Copy everything from the start of the listing down to the line containing "Give me the", including that line, and leave out the pictures.

## GIVEN DATA
********
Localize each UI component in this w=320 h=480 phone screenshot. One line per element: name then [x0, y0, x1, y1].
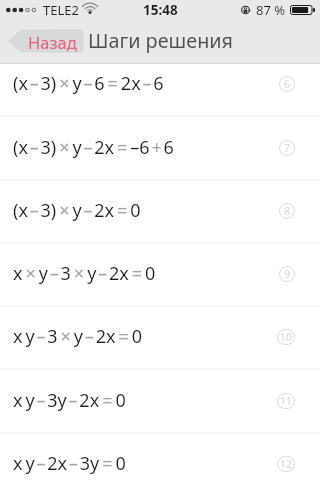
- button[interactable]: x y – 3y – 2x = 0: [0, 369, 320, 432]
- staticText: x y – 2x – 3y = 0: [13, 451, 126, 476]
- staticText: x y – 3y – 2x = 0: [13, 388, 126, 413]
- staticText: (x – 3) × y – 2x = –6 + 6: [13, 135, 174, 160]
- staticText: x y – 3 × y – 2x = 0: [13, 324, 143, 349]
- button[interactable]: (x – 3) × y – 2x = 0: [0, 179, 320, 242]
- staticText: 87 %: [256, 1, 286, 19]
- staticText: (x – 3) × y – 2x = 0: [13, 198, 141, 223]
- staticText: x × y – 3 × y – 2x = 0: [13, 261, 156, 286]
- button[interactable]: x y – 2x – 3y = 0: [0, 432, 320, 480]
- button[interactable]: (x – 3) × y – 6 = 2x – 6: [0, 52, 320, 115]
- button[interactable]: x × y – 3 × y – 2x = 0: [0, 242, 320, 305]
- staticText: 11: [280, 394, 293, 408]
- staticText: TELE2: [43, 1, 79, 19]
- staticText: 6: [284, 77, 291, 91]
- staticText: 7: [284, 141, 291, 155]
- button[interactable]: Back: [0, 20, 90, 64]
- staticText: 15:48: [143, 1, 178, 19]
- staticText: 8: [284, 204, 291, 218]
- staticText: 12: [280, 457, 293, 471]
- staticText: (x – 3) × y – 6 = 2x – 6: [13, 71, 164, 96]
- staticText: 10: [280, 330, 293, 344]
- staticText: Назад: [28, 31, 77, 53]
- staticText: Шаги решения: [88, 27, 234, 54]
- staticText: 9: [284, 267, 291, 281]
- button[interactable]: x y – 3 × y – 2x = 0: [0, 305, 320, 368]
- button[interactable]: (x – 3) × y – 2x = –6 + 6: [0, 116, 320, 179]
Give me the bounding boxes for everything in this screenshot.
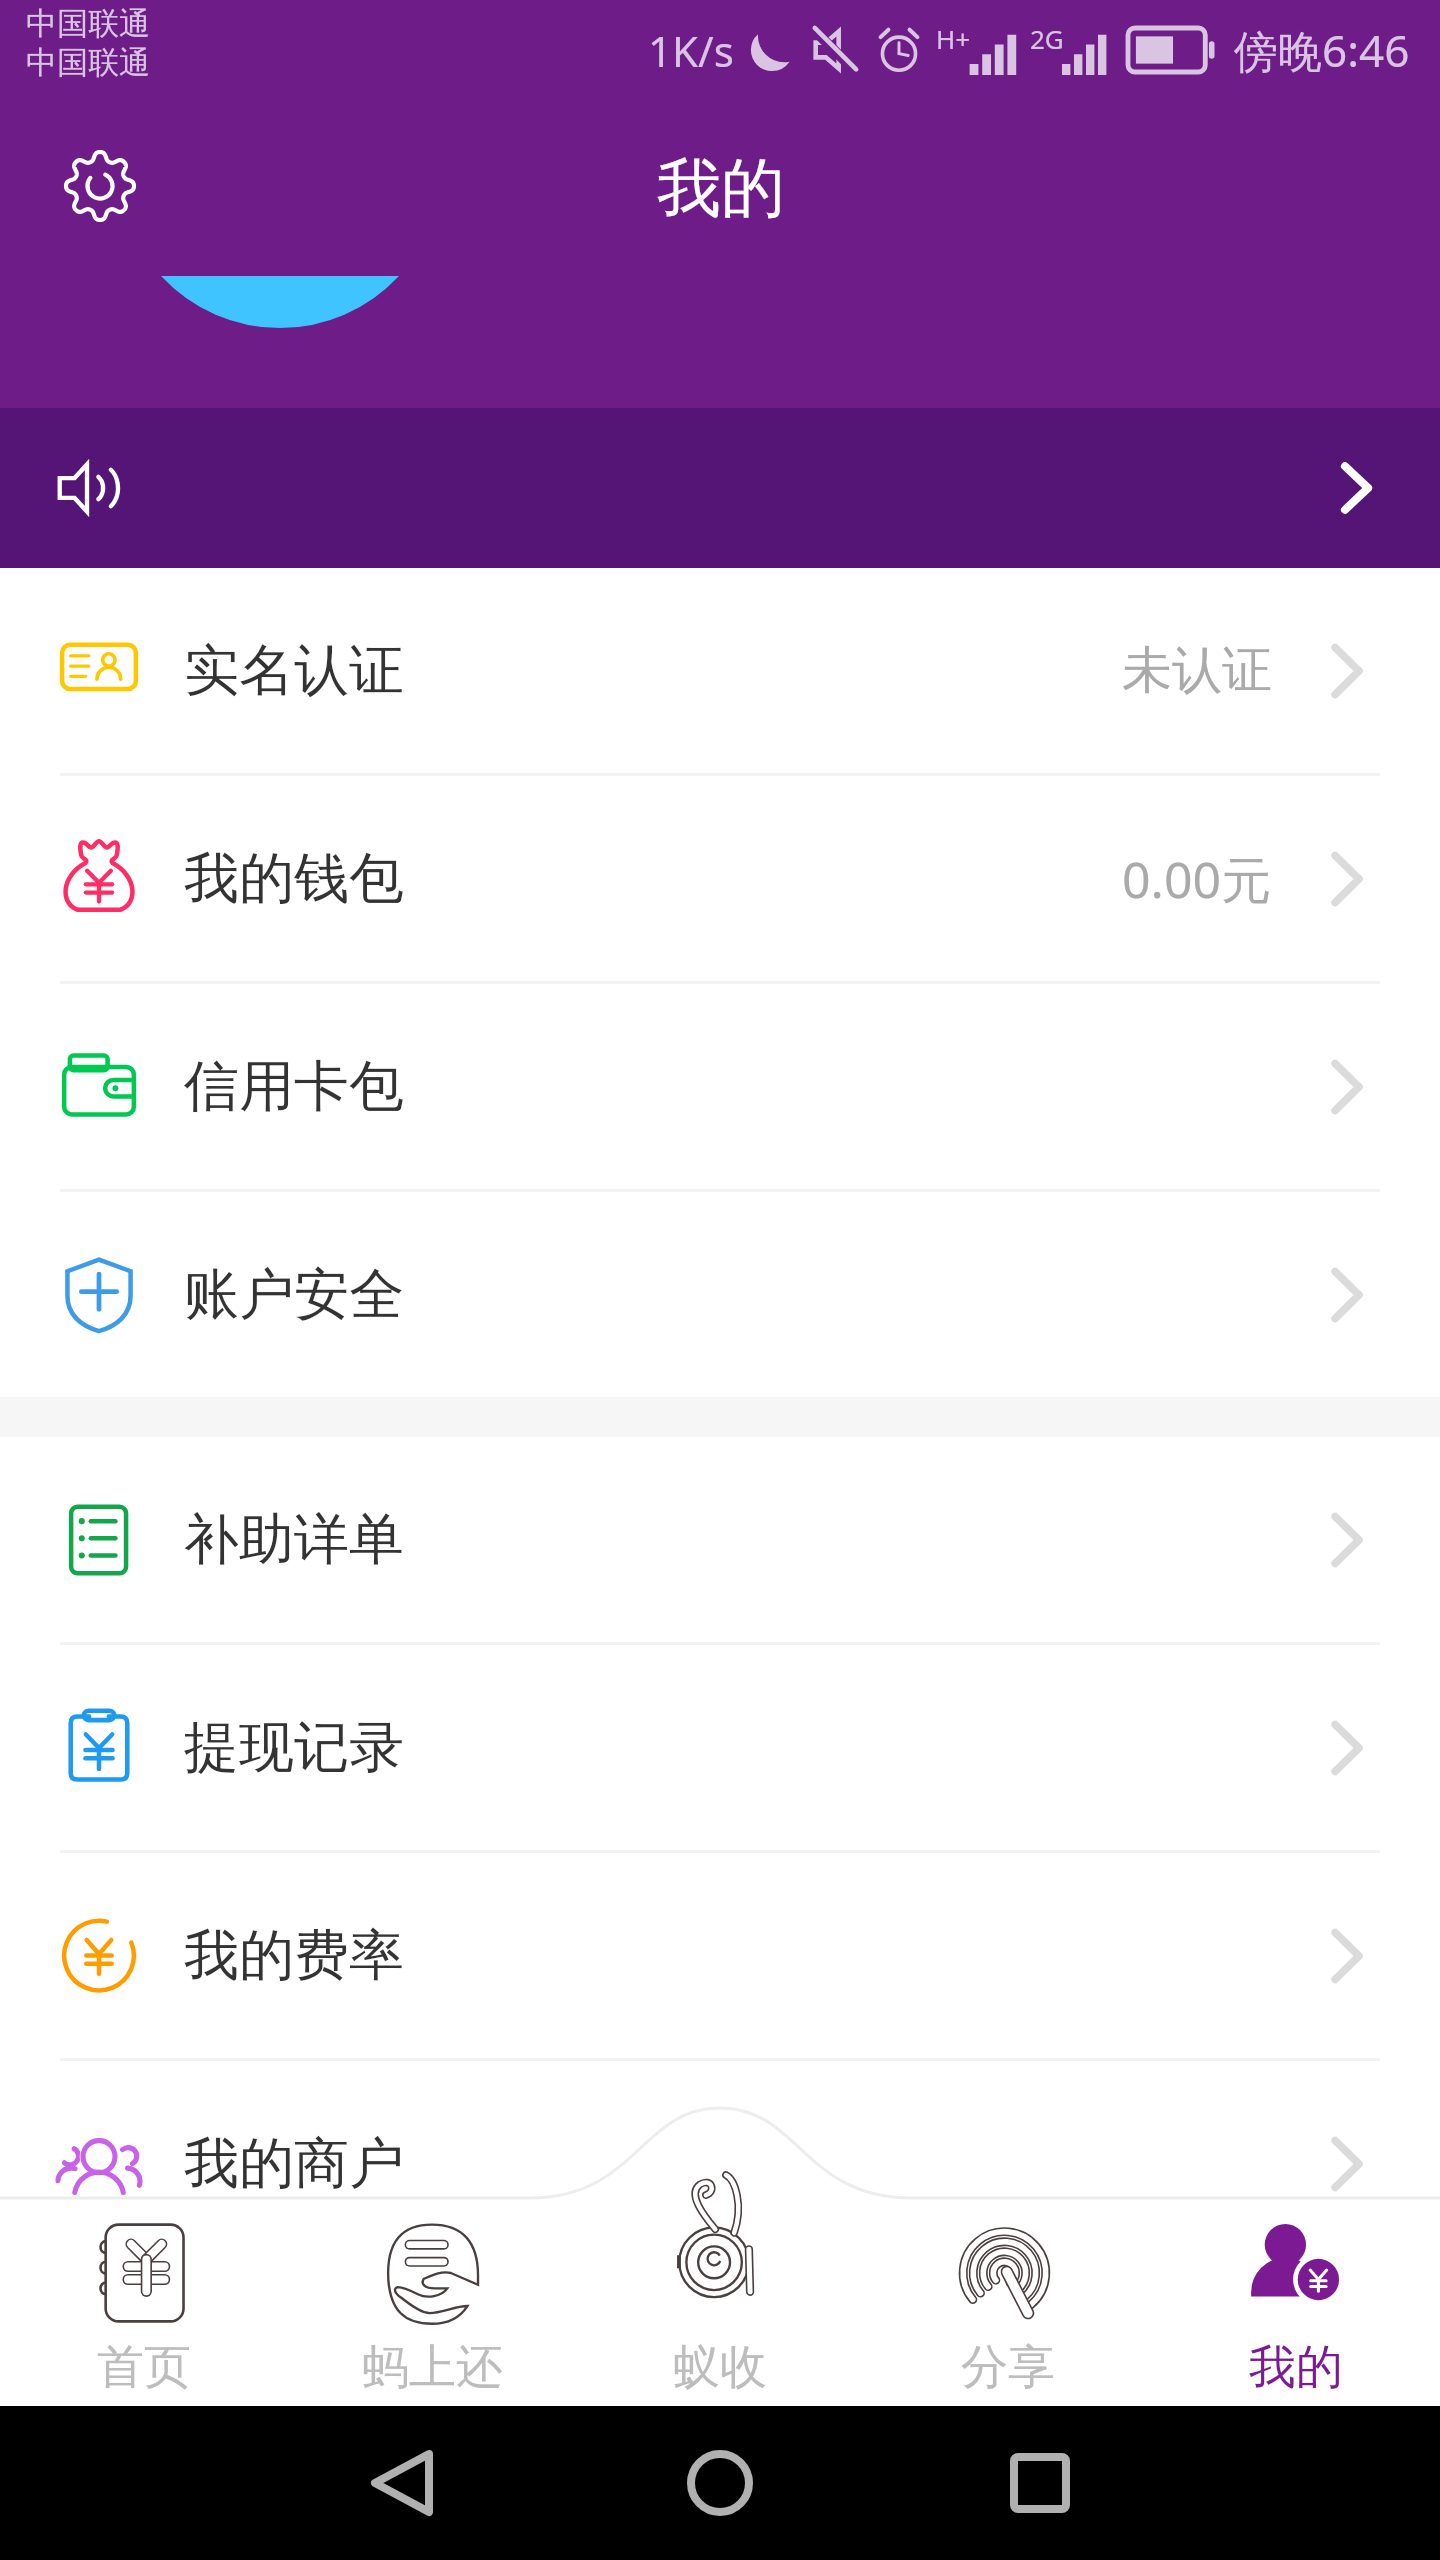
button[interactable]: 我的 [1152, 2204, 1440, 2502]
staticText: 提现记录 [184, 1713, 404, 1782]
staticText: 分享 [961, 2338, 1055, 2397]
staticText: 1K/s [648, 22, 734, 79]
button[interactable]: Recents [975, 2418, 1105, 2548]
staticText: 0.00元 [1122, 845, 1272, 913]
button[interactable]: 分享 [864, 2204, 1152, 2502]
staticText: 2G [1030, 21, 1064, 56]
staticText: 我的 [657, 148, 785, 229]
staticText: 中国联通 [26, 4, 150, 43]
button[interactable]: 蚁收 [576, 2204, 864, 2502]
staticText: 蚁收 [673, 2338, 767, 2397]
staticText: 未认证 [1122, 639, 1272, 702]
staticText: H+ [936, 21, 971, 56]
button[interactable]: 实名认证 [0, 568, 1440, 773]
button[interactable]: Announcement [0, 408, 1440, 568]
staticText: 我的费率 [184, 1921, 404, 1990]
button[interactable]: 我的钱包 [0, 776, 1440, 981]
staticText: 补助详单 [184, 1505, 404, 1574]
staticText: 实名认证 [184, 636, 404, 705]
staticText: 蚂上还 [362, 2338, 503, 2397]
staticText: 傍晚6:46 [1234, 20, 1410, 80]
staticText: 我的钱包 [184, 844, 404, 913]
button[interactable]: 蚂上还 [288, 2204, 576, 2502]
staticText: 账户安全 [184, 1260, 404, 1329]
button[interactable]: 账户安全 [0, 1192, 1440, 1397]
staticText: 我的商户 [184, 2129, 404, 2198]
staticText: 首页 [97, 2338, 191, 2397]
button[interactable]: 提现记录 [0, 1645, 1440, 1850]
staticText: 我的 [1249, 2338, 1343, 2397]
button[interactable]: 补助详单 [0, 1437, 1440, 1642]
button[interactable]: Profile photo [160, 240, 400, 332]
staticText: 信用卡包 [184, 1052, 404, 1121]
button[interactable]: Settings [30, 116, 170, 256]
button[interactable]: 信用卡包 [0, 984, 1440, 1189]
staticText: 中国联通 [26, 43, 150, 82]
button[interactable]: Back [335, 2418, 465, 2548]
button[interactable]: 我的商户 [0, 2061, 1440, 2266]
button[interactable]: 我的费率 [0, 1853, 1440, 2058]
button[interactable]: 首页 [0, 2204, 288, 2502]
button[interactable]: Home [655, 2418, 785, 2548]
********
## RESPONSE BELOW
Localize each UI component in this w=320 h=480 phone screenshot. One line per element: name then [x0, y0, x1, y1].
- button[interactable]: x y – 3y – 2x = 0: [0, 369, 320, 432]
- staticText: x y – 2x – 3y = 0: [13, 451, 126, 476]
- staticText: x y – 3y – 2x = 0: [13, 388, 126, 413]
- staticText: (x – 3) × y – 2x = –6 + 6: [13, 135, 174, 160]
- staticText: x y – 3 × y – 2x = 0: [13, 324, 143, 349]
- button[interactable]: (x – 3) × y – 2x = 0: [0, 179, 320, 242]
- staticText: 87 %: [256, 1, 286, 19]
- staticText: (x – 3) × y – 2x = 0: [13, 198, 141, 223]
- staticText: x × y – 3 × y – 2x = 0: [13, 261, 156, 286]
- button[interactable]: x y – 2x – 3y = 0: [0, 432, 320, 480]
- button[interactable]: (x – 3) × y – 6 = 2x – 6: [0, 52, 320, 115]
- button[interactable]: x × y – 3 × y – 2x = 0: [0, 242, 320, 305]
- staticText: 11: [280, 394, 293, 408]
- staticText: TELE2: [43, 1, 79, 19]
- staticText: 6: [284, 77, 291, 91]
- staticText: 7: [284, 141, 291, 155]
- button[interactable]: Back: [0, 20, 90, 64]
- staticText: 15:48: [143, 1, 178, 19]
- staticText: 8: [284, 204, 291, 218]
- staticText: 12: [280, 457, 293, 471]
- staticText: (x – 3) × y – 6 = 2x – 6: [13, 71, 164, 96]
- staticText: 10: [280, 330, 293, 344]
- staticText: Назад: [28, 31, 77, 53]
- staticText: Шаги решения: [88, 27, 234, 54]
- staticText: 9: [284, 267, 291, 281]
- button[interactable]: x y – 3 × y – 2x = 0: [0, 305, 320, 368]
- button[interactable]: (x – 3) × y – 2x = –6 + 6: [0, 116, 320, 179]
Give me the bounding boxes for everything in this screenshot.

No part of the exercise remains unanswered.